start
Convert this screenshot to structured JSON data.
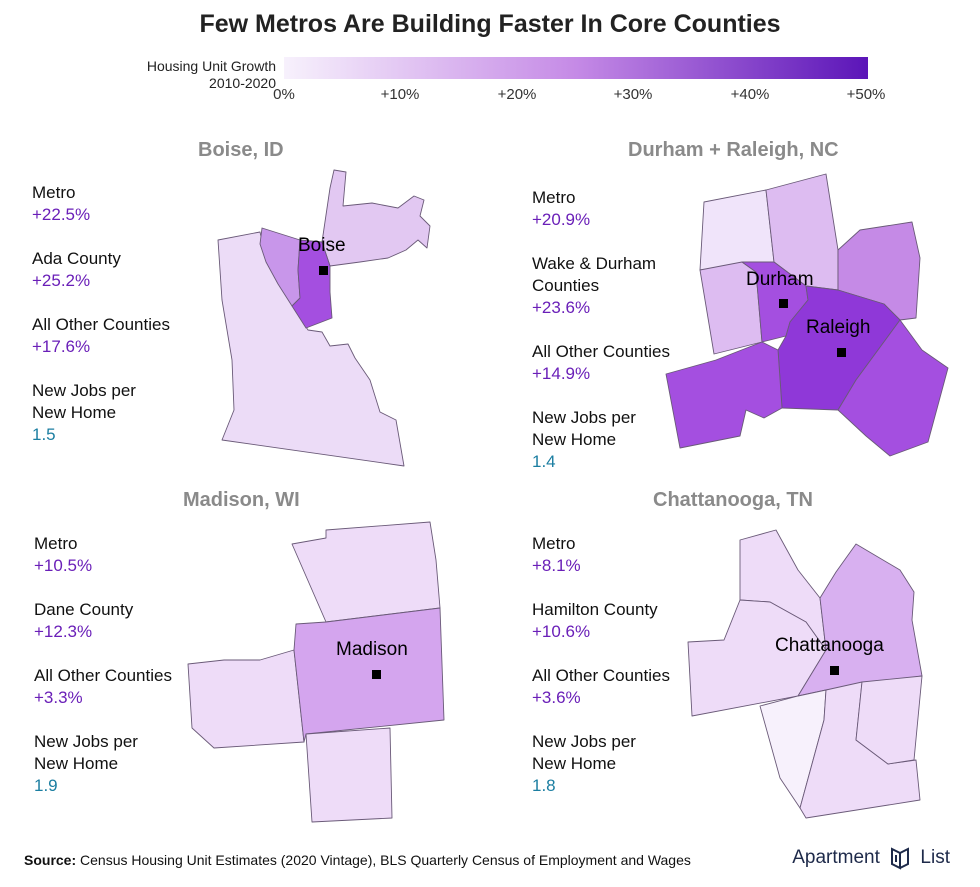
{
  "title": "Few Metros Are Building Faster In Core Counties",
  "legend": {
    "label_lines": [
      "Housing Unit Growth",
      "2010-2020"
    ],
    "ticks": [
      "0%",
      "+10%",
      "+20%",
      "+30%",
      "+40%",
      "+50%"
    ],
    "color_low": "#f7f1fc",
    "color_high": "#5b15b8"
  },
  "panels": [
    {
      "id": "boise",
      "title": "Boise, ID",
      "city_labels": [
        "Boise"
      ],
      "stats": [
        {
          "label_lines": [
            "Metro"
          ],
          "value": "+22.5%"
        },
        {
          "label_lines": [
            "Ada County"
          ],
          "value": "+25.2%"
        },
        {
          "label_lines": [
            "All Other Counties"
          ],
          "value": "+17.6%"
        },
        {
          "label_lines": [
            "New Jobs per",
            "New Home"
          ],
          "value": "1.5"
        }
      ]
    },
    {
      "id": "durham",
      "title": "Durham + Raleigh, NC",
      "city_labels": [
        "Durham",
        "Raleigh"
      ],
      "stats": [
        {
          "label_lines": [
            "Metro"
          ],
          "value": "+20.9%"
        },
        {
          "label_lines": [
            "Wake & Durham",
            "Counties"
          ],
          "value": "+23.6%"
        },
        {
          "label_lines": [
            "All Other Counties"
          ],
          "value": "+14.9%"
        },
        {
          "label_lines": [
            "New Jobs per",
            "New Home"
          ],
          "value": "1.4"
        }
      ]
    },
    {
      "id": "madison",
      "title": "Madison, WI",
      "city_labels": [
        "Madison"
      ],
      "stats": [
        {
          "label_lines": [
            "Metro"
          ],
          "value": "+10.5%"
        },
        {
          "label_lines": [
            "Dane County"
          ],
          "value": "+12.3%"
        },
        {
          "label_lines": [
            "All Other Counties"
          ],
          "value": "+3.3%"
        },
        {
          "label_lines": [
            "New Jobs per",
            "New Home"
          ],
          "value": "1.9"
        }
      ]
    },
    {
      "id": "chattanooga",
      "title": "Chattanooga, TN",
      "city_labels": [
        "Chattanooga"
      ],
      "stats": [
        {
          "label_lines": [
            "Metro"
          ],
          "value": "+8.1%"
        },
        {
          "label_lines": [
            "Hamilton County"
          ],
          "value": "+10.6%"
        },
        {
          "label_lines": [
            "All Other Counties"
          ],
          "value": "+3.6%"
        },
        {
          "label_lines": [
            "New Jobs per",
            "New Home"
          ],
          "value": "1.8"
        }
      ]
    }
  ],
  "footer": {
    "source_label": "Source:",
    "source_text": " Census Housing Unit Estimates (2020 Vintage), BLS Quarterly Census of Employment and Wages"
  },
  "logo": {
    "word1": "Apartment",
    "word2": "List"
  }
}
end
Written instruction
Reproduce the material word for word. Any pictures should be left out of the copy.

Finished answer
Convert this screenshot to structured JSON data.
{
  "title": "Few Metros Are Building Faster In Core Counties",
  "legend": {
    "label_lines": [
      "Housing Unit Growth",
      "2010-2020"
    ],
    "ticks": [
      "0%",
      "+10%",
      "+20%",
      "+30%",
      "+40%",
      "+50%"
    ],
    "color_low": "#f7f1fc",
    "color_high": "#5b15b8"
  },
  "panels": [
    {
      "id": "boise",
      "title": "Boise, ID",
      "city_labels": [
        "Boise"
      ],
      "stats": [
        {
          "label_lines": [
            "Metro"
          ],
          "value": "+22.5%"
        },
        {
          "label_lines": [
            "Ada County"
          ],
          "value": "+25.2%"
        },
        {
          "label_lines": [
            "All Other Counties"
          ],
          "value": "+17.6%"
        },
        {
          "label_lines": [
            "New Jobs per",
            "New Home"
          ],
          "value": "1.5"
        }
      ]
    },
    {
      "id": "durham",
      "title": "Durham + Raleigh, NC",
      "city_labels": [
        "Durham",
        "Raleigh"
      ],
      "stats": [
        {
          "label_lines": [
            "Metro"
          ],
          "value": "+20.9%"
        },
        {
          "label_lines": [
            "Wake & Durham",
            "Counties"
          ],
          "value": "+23.6%"
        },
        {
          "label_lines": [
            "All Other Counties"
          ],
          "value": "+14.9%"
        },
        {
          "label_lines": [
            "New Jobs per",
            "New Home"
          ],
          "value": "1.4"
        }
      ]
    },
    {
      "id": "madison",
      "title": "Madison, WI",
      "city_labels": [
        "Madison"
      ],
      "stats": [
        {
          "label_lines": [
            "Metro"
          ],
          "value": "+10.5%"
        },
        {
          "label_lines": [
            "Dane County"
          ],
          "value": "+12.3%"
        },
        {
          "label_lines": [
            "All Other Counties"
          ],
          "value": "+3.3%"
        },
        {
          "label_lines": [
            "New Jobs per",
            "New Home"
          ],
          "value": "1.9"
        }
      ]
    },
    {
      "id": "chattanooga",
      "title": "Chattanooga, TN",
      "city_labels": [
        "Chattanooga"
      ],
      "stats": [
        {
          "label_lines": [
            "Metro"
          ],
          "value": "+8.1%"
        },
        {
          "label_lines": [
            "Hamilton County"
          ],
          "value": "+10.6%"
        },
        {
          "label_lines": [
            "All Other Counties"
          ],
          "value": "+3.6%"
        },
        {
          "label_lines": [
            "New Jobs per",
            "New Home"
          ],
          "value": "1.8"
        }
      ]
    }
  ],
  "footer": {
    "source_label": "Source:",
    "source_text": " Census Housing Unit Estimates (2020 Vintage), BLS Quarterly Census of Employment and Wages"
  },
  "logo": {
    "word1": "Apartment",
    "word2": "List"
  }
}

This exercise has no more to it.